*** Dataset content ***
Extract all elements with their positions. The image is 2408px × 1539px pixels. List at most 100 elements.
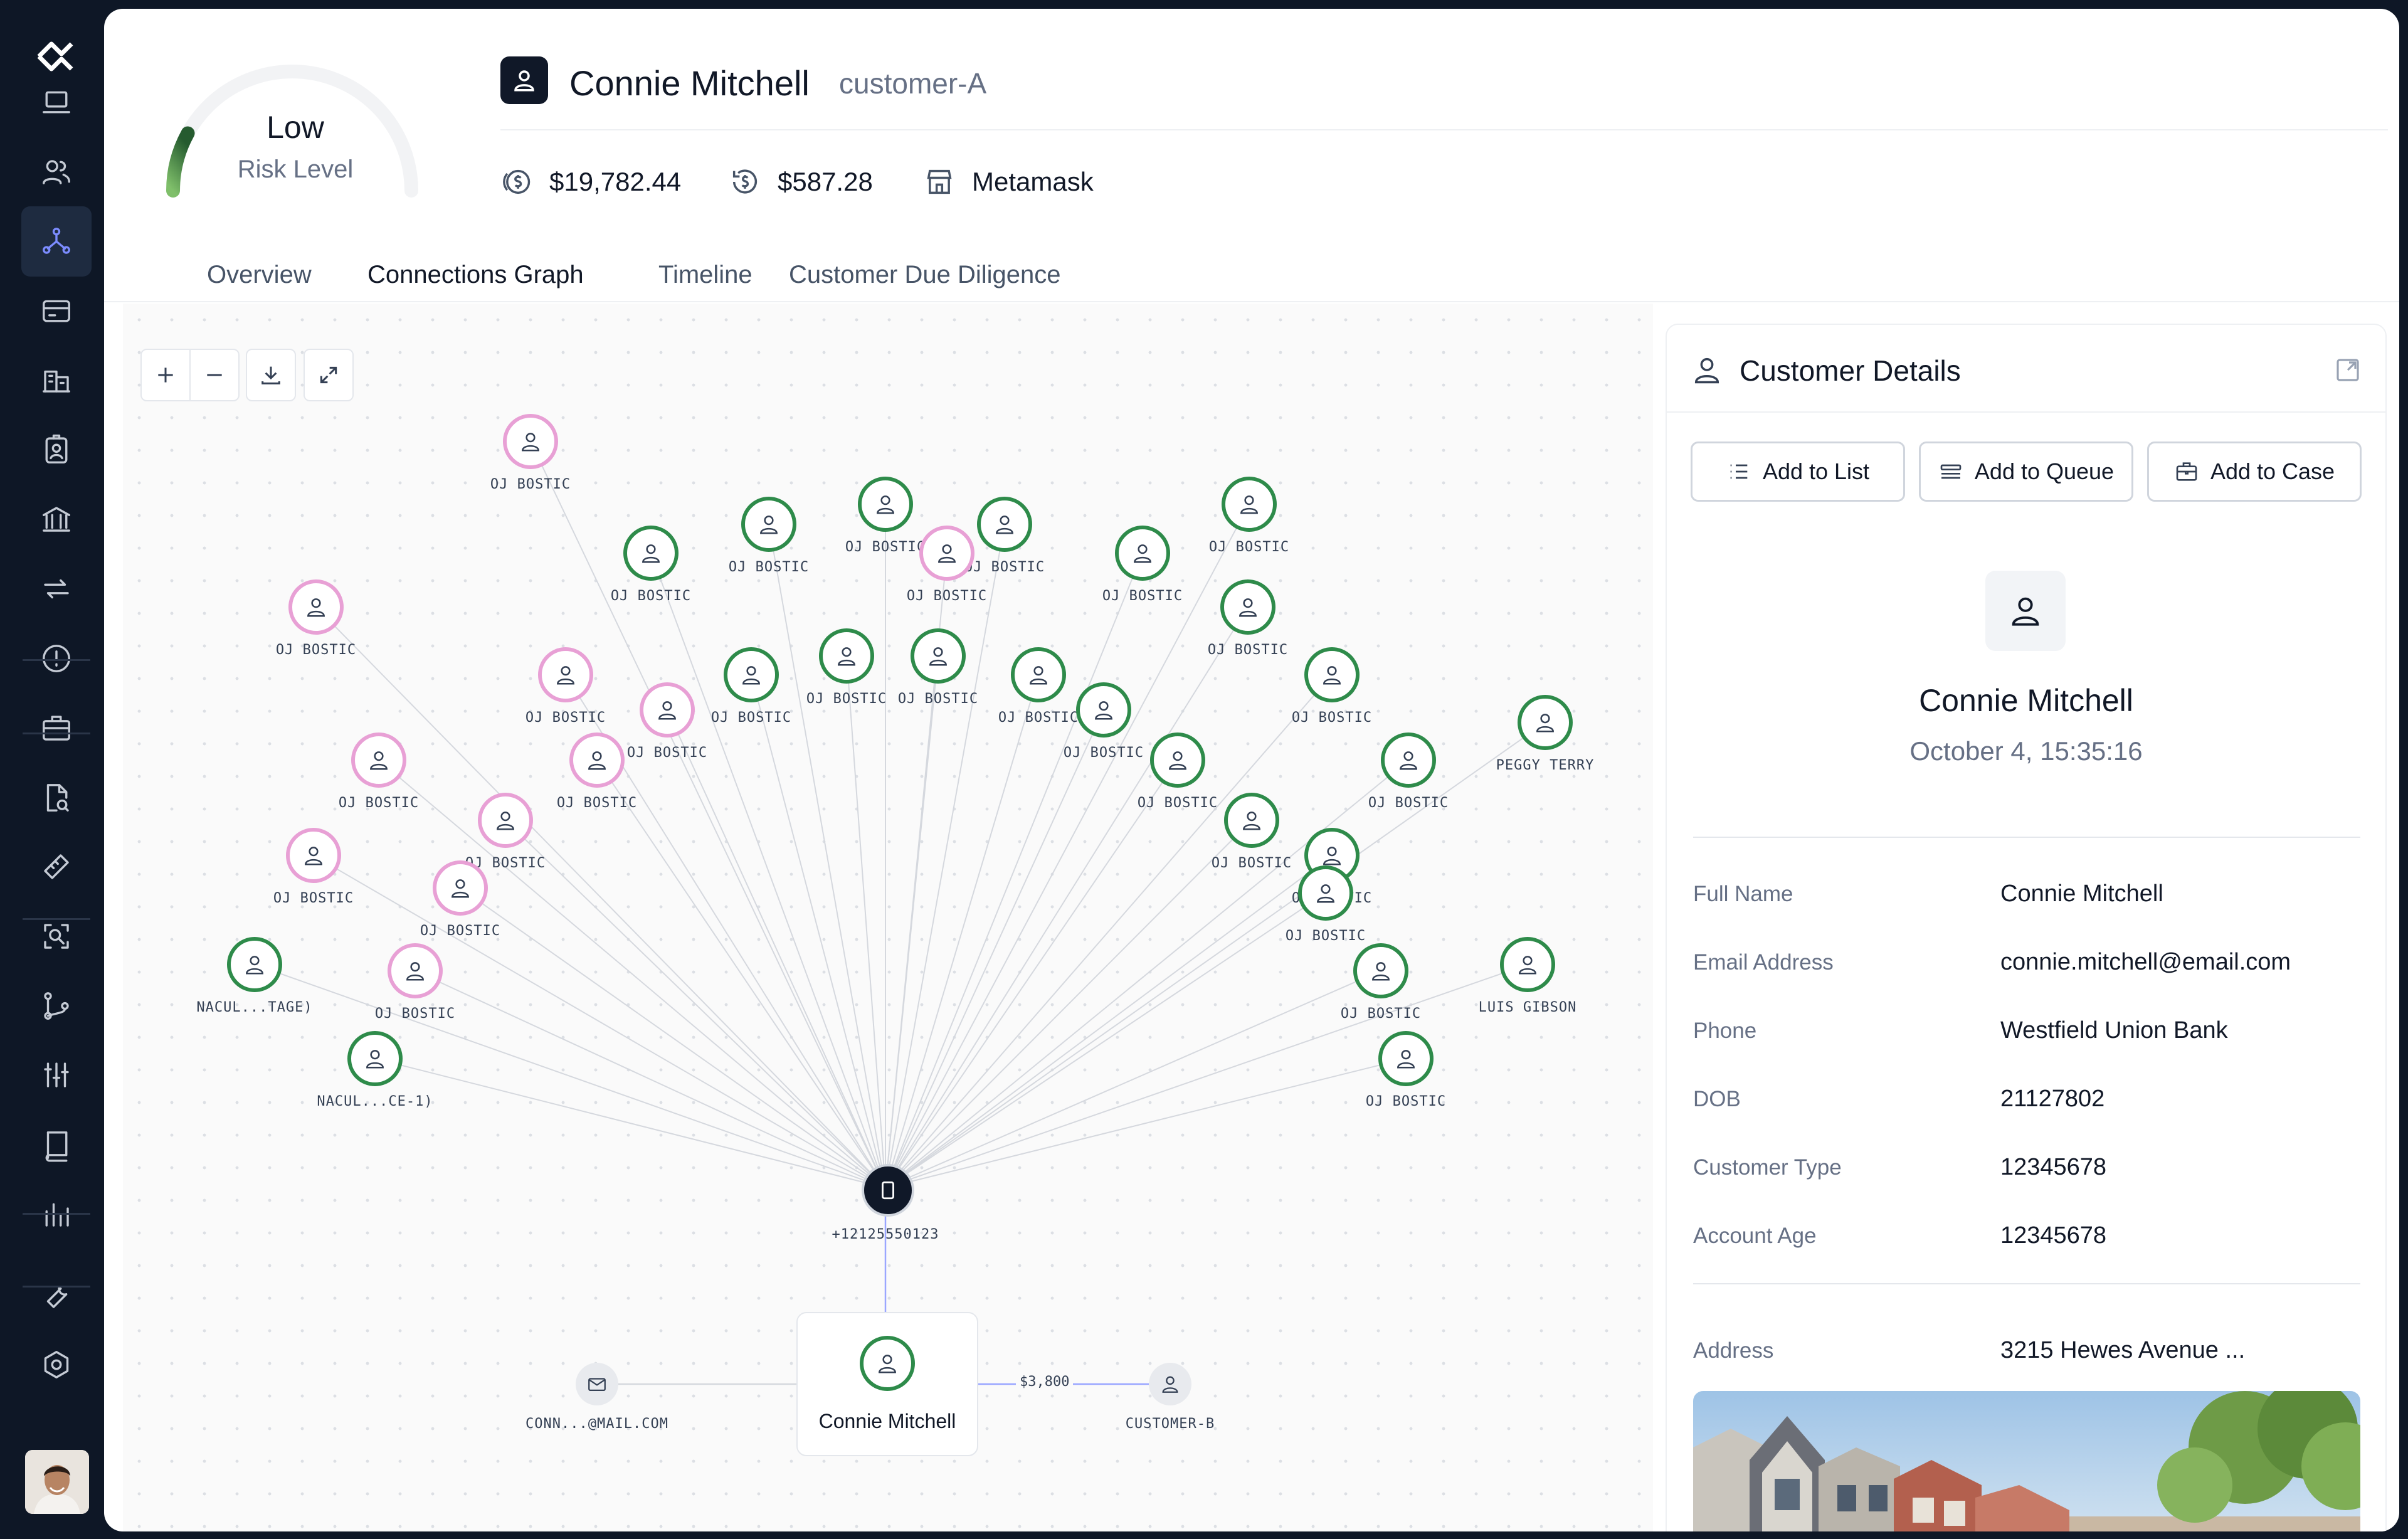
graph-node[interactable] bbox=[1518, 695, 1573, 750]
sidebar-item-alert[interactable] bbox=[21, 623, 92, 694]
add-to-case-button[interactable]: Add to Case bbox=[2147, 442, 2362, 502]
sidebar-item-briefcase[interactable] bbox=[21, 693, 92, 763]
graph-node[interactable] bbox=[388, 943, 443, 998]
scan-search-icon bbox=[44, 924, 69, 949]
graph-node[interactable] bbox=[288, 579, 344, 635]
sidebar-item-transfer[interactable] bbox=[21, 554, 92, 624]
sidebar-item-book[interactable] bbox=[21, 1110, 92, 1180]
sidebar-item-scan-search[interactable] bbox=[21, 901, 92, 971]
user-icon bbox=[742, 666, 760, 685]
recurring-value: $587.28 bbox=[778, 167, 873, 196]
graph-node[interactable] bbox=[227, 937, 282, 992]
sidebar-item-wrench[interactable] bbox=[21, 1261, 92, 1331]
center-customer-node[interactable]: Connie Mitchell bbox=[796, 1312, 978, 1456]
zoom-out-button[interactable] bbox=[191, 351, 238, 399]
graph-node[interactable] bbox=[503, 414, 558, 469]
graph-node[interactable] bbox=[819, 628, 874, 684]
graph-edge bbox=[885, 674, 1039, 1188]
sidebar-item-git-branch[interactable] bbox=[21, 971, 92, 1041]
graph-node[interactable] bbox=[741, 497, 796, 552]
expand-icon bbox=[320, 366, 337, 384]
graph-node[interactable] bbox=[1353, 943, 1408, 998]
graph-node-label: OJ BOSTIC bbox=[710, 710, 792, 726]
graph-node-label: OJ BOSTIC bbox=[1063, 745, 1144, 761]
detail-value-email: connie.mitchell@email.com bbox=[2000, 949, 2291, 975]
sidebar-item-graph[interactable] bbox=[21, 206, 92, 277]
graph-node[interactable] bbox=[538, 647, 593, 702]
graph-node[interactable] bbox=[1381, 732, 1436, 788]
graph-edge bbox=[415, 970, 886, 1188]
graph-node[interactable] bbox=[1115, 526, 1170, 581]
panel-header-divider bbox=[1667, 411, 2385, 413]
detail-key-email: Email Address bbox=[1693, 950, 1834, 975]
sidebar-item-bar-chart[interactable] bbox=[21, 1179, 92, 1249]
graph-node[interactable] bbox=[1150, 732, 1205, 788]
tab-customer-due-diligence[interactable]: Customer Due Diligence bbox=[789, 261, 1061, 288]
graph-node[interactable] bbox=[1224, 793, 1279, 848]
user-icon bbox=[642, 544, 660, 563]
phone-icon bbox=[882, 1181, 894, 1200]
sidebar-item-settings[interactable] bbox=[21, 1330, 92, 1400]
user-icon bbox=[877, 495, 894, 514]
briefcase-icon bbox=[43, 716, 70, 741]
graph-edge bbox=[768, 524, 886, 1188]
graph-node-label: OJ BOSTIC bbox=[374, 1006, 456, 1022]
graph-node[interactable] bbox=[858, 477, 913, 532]
zoom-in-button[interactable] bbox=[142, 351, 189, 399]
graph-node[interactable] bbox=[478, 793, 533, 848]
sidebar-item-card[interactable] bbox=[21, 276, 92, 346]
add-to-queue-button[interactable]: Add to Queue bbox=[1919, 442, 2133, 502]
graph-node[interactable] bbox=[623, 526, 679, 581]
add-to-list-button[interactable]: Add to List bbox=[1691, 442, 1905, 502]
graph-node[interactable] bbox=[351, 732, 406, 788]
graph-node[interactable] bbox=[977, 497, 1032, 552]
graph-node[interactable] bbox=[1011, 647, 1066, 702]
graph-edge bbox=[885, 1058, 1407, 1188]
download-graph-button[interactable] bbox=[246, 349, 296, 401]
graph-node-label: LUIS GIBSON bbox=[1478, 1000, 1577, 1015]
graph-edge bbox=[885, 759, 1178, 1188]
graph-node[interactable] bbox=[640, 682, 695, 738]
sidebar-item-laptop[interactable] bbox=[21, 67, 92, 137]
sidebar-item-id-badge[interactable] bbox=[21, 415, 92, 485]
graph-node[interactable] bbox=[347, 1031, 403, 1086]
wallet-value: Metamask bbox=[972, 167, 1094, 196]
phone-hub-node[interactable] bbox=[862, 1164, 914, 1217]
book-icon bbox=[45, 1131, 68, 1162]
tab-timeline[interactable]: Timeline bbox=[658, 261, 752, 288]
external-link-icon[interactable] bbox=[2333, 355, 2363, 385]
sidebar-item-users[interactable] bbox=[21, 137, 92, 207]
graph-node[interactable] bbox=[911, 628, 966, 684]
email-node[interactable] bbox=[576, 1363, 618, 1405]
user-avatar[interactable] bbox=[25, 1450, 89, 1514]
fullscreen-button[interactable] bbox=[304, 349, 354, 401]
graph-node[interactable] bbox=[433, 860, 488, 916]
graph-node[interactable] bbox=[1378, 1031, 1434, 1086]
tab-connections-graph[interactable]: Connections Graph bbox=[367, 261, 584, 288]
connections-graph[interactable]: OJ BOSTIC OJ BOSTIC OJ BOSTIC OJ BOSTIC OJ B… bbox=[123, 304, 1653, 1531]
graph-icon bbox=[43, 228, 70, 254]
graph-node[interactable] bbox=[1304, 647, 1360, 702]
sidebar-divider bbox=[23, 1213, 90, 1215]
graph-node[interactable] bbox=[919, 526, 974, 581]
graph-node[interactable] bbox=[286, 828, 341, 883]
graph-node[interactable] bbox=[1298, 865, 1353, 921]
graph-node[interactable] bbox=[1076, 682, 1131, 738]
sidebar-item-bank[interactable] bbox=[21, 484, 92, 554]
customer-b-node[interactable] bbox=[1149, 1363, 1191, 1405]
app-logo[interactable] bbox=[36, 39, 75, 74]
graph-edges bbox=[254, 441, 1546, 1385]
graph-node[interactable] bbox=[1222, 477, 1277, 532]
user-icon bbox=[929, 647, 947, 666]
sidebar-item-file-search[interactable] bbox=[21, 763, 92, 833]
user-icon bbox=[1243, 812, 1260, 830]
graph-node[interactable] bbox=[1220, 579, 1275, 635]
graph-node[interactable] bbox=[1500, 937, 1555, 992]
sidebar-item-sliders[interactable] bbox=[21, 1040, 92, 1110]
sidebar-item-ruler[interactable] bbox=[21, 832, 92, 902]
graph-node[interactable] bbox=[569, 732, 625, 788]
risk-gauge bbox=[166, 65, 418, 198]
graph-node[interactable] bbox=[724, 647, 779, 702]
sidebar-item-buildings[interactable] bbox=[21, 345, 92, 415]
tab-overview[interactable]: Overview bbox=[207, 261, 312, 288]
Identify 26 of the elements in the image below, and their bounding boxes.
***
▶ [Problem details]:
Rewrite every row above, replacing "user-icon" with "person-icon" wherever it occurs and keeping everything else unchanged. Omit the pictures from your output.

▶ [Task result]:
Extract all elements with their positions. The image is 2408px × 1539px pixels. List at most 100 elements.
graph-node[interactable] bbox=[1518, 695, 1573, 750]
sidebar-item-alert[interactable] bbox=[21, 623, 92, 694]
add-to-case-button[interactable]: Add to Case bbox=[2147, 442, 2362, 502]
sidebar-item-briefcase[interactable] bbox=[21, 693, 92, 763]
graph-node[interactable] bbox=[388, 943, 443, 998]
scan-search-icon bbox=[44, 924, 69, 949]
graph-node[interactable] bbox=[288, 579, 344, 635]
sidebar-item-transfer[interactable] bbox=[21, 554, 92, 624]
sidebar-item-book[interactable] bbox=[21, 1110, 92, 1180]
sidebar-item-scan-search[interactable] bbox=[21, 901, 92, 971]
person-icon bbox=[742, 666, 760, 685]
recurring-value: $587.28 bbox=[778, 167, 873, 196]
graph-node[interactable] bbox=[227, 937, 282, 992]
sidebar-item-wrench[interactable] bbox=[21, 1261, 92, 1331]
center-customer-node[interactable]: Connie Mitchell bbox=[796, 1312, 978, 1456]
zoom-out-button[interactable] bbox=[191, 351, 238, 399]
graph-node[interactable] bbox=[503, 414, 558, 469]
graph-node[interactable] bbox=[819, 628, 874, 684]
graph-edge bbox=[885, 674, 1039, 1188]
sidebar-item-git-branch[interactable] bbox=[21, 971, 92, 1041]
graph-node[interactable] bbox=[741, 497, 796, 552]
expand-icon bbox=[320, 366, 337, 384]
graph-node[interactable] bbox=[1353, 943, 1408, 998]
graph-node-label: OJ BOSTIC bbox=[710, 710, 792, 726]
graph-node-label: OJ BOSTIC bbox=[1063, 745, 1144, 761]
detail-value-email: connie.mitchell@email.com bbox=[2000, 949, 2291, 975]
sidebar-item-graph[interactable] bbox=[21, 206, 92, 277]
graph-node[interactable] bbox=[538, 647, 593, 702]
graph-node[interactable] bbox=[1381, 732, 1436, 788]
graph-edge bbox=[415, 970, 886, 1188]
graph-node[interactable] bbox=[1115, 526, 1170, 581]
panel-header-divider bbox=[1667, 411, 2385, 413]
detail-key-email: Email Address bbox=[1693, 950, 1834, 975]
sidebar-item-bar-chart[interactable] bbox=[21, 1179, 92, 1249]
graph-node[interactable] bbox=[1150, 732, 1205, 788]
tab-customer-due-diligence[interactable]: Customer Due Diligence bbox=[789, 261, 1061, 288]
graph-node[interactable] bbox=[1224, 793, 1279, 848]
person-icon bbox=[642, 544, 660, 563]
phone-icon bbox=[882, 1181, 894, 1200]
sidebar-item-settings[interactable] bbox=[21, 1330, 92, 1400]
person-icon bbox=[877, 495, 894, 514]
briefcase-icon bbox=[43, 716, 70, 741]
graph-edge bbox=[768, 524, 886, 1188]
graph-node-label: OJ BOSTIC bbox=[374, 1006, 456, 1022]
graph-node[interactable] bbox=[858, 477, 913, 532]
zoom-in-button[interactable] bbox=[142, 351, 189, 399]
graph-node[interactable] bbox=[478, 793, 533, 848]
sidebar-item-card[interactable] bbox=[21, 276, 92, 346]
add-to-queue-button[interactable]: Add to Queue bbox=[1919, 442, 2133, 502]
graph-node[interactable] bbox=[623, 526, 679, 581]
add-to-list-button[interactable]: Add to List bbox=[1691, 442, 1905, 502]
graph-node[interactable] bbox=[351, 732, 406, 788]
graph-node[interactable] bbox=[977, 497, 1032, 552]
graph-node[interactable] bbox=[1011, 647, 1066, 702]
graph-edge bbox=[885, 1058, 1407, 1188]
download-graph-button[interactable] bbox=[246, 349, 296, 401]
graph-node-label: LUIS GIBSON bbox=[1478, 1000, 1577, 1015]
graph-edge bbox=[885, 759, 1178, 1188]
graph-node[interactable] bbox=[640, 682, 695, 738]
sidebar-item-laptop[interactable] bbox=[21, 67, 92, 137]
sidebar-item-id-badge[interactable] bbox=[21, 415, 92, 485]
graph-node[interactable] bbox=[347, 1031, 403, 1086]
wallet-value: Metamask bbox=[972, 167, 1094, 196]
phone-hub-node[interactable] bbox=[862, 1164, 914, 1217]
book-icon bbox=[45, 1131, 68, 1162]
tab-timeline[interactable]: Timeline bbox=[658, 261, 752, 288]
external-link-icon[interactable] bbox=[2333, 355, 2363, 385]
sidebar-item-users[interactable] bbox=[21, 137, 92, 207]
graph-node[interactable] bbox=[911, 628, 966, 684]
email-node[interactable] bbox=[576, 1363, 618, 1405]
user-avatar[interactable] bbox=[25, 1450, 89, 1514]
fullscreen-button[interactable] bbox=[304, 349, 354, 401]
graph-node[interactable] bbox=[433, 860, 488, 916]
graph-node[interactable] bbox=[1378, 1031, 1434, 1086]
tab-connections-graph[interactable]: Connections Graph bbox=[367, 261, 584, 288]
connections-graph[interactable]: OJ BOSTIC OJ BOSTIC OJ BOSTIC OJ BOSTIC OJ B… bbox=[123, 304, 1653, 1531]
graph-icon bbox=[43, 228, 70, 254]
graph-node[interactable] bbox=[1304, 647, 1360, 702]
sidebar-divider bbox=[23, 1213, 90, 1215]
graph-node[interactable] bbox=[919, 526, 974, 581]
graph-node[interactable] bbox=[286, 828, 341, 883]
graph-node[interactable] bbox=[1298, 865, 1353, 921]
graph-node[interactable] bbox=[1076, 682, 1131, 738]
sidebar-item-bank[interactable] bbox=[21, 484, 92, 554]
customer-b-node[interactable] bbox=[1149, 1363, 1191, 1405]
app-logo[interactable] bbox=[36, 39, 75, 74]
graph-edges bbox=[254, 441, 1546, 1385]
graph-node[interactable] bbox=[1222, 477, 1277, 532]
person-icon bbox=[929, 647, 947, 666]
sidebar-item-file-search[interactable] bbox=[21, 763, 92, 833]
person-icon bbox=[1243, 812, 1260, 830]
graph-node[interactable] bbox=[1220, 579, 1275, 635]
graph-node[interactable] bbox=[1500, 937, 1555, 992]
sidebar-item-sliders[interactable] bbox=[21, 1040, 92, 1110]
sidebar-item-ruler[interactable] bbox=[21, 832, 92, 902]
graph-node[interactable] bbox=[569, 732, 625, 788]
risk-gauge bbox=[166, 65, 418, 198]
graph-node[interactable] bbox=[724, 647, 779, 702]
sidebar-item-buildings[interactable] bbox=[21, 345, 92, 415]
tab-overview[interactable]: Overview bbox=[207, 261, 312, 288]
Identify 26 of the elements in the image below, and their bounding boxes.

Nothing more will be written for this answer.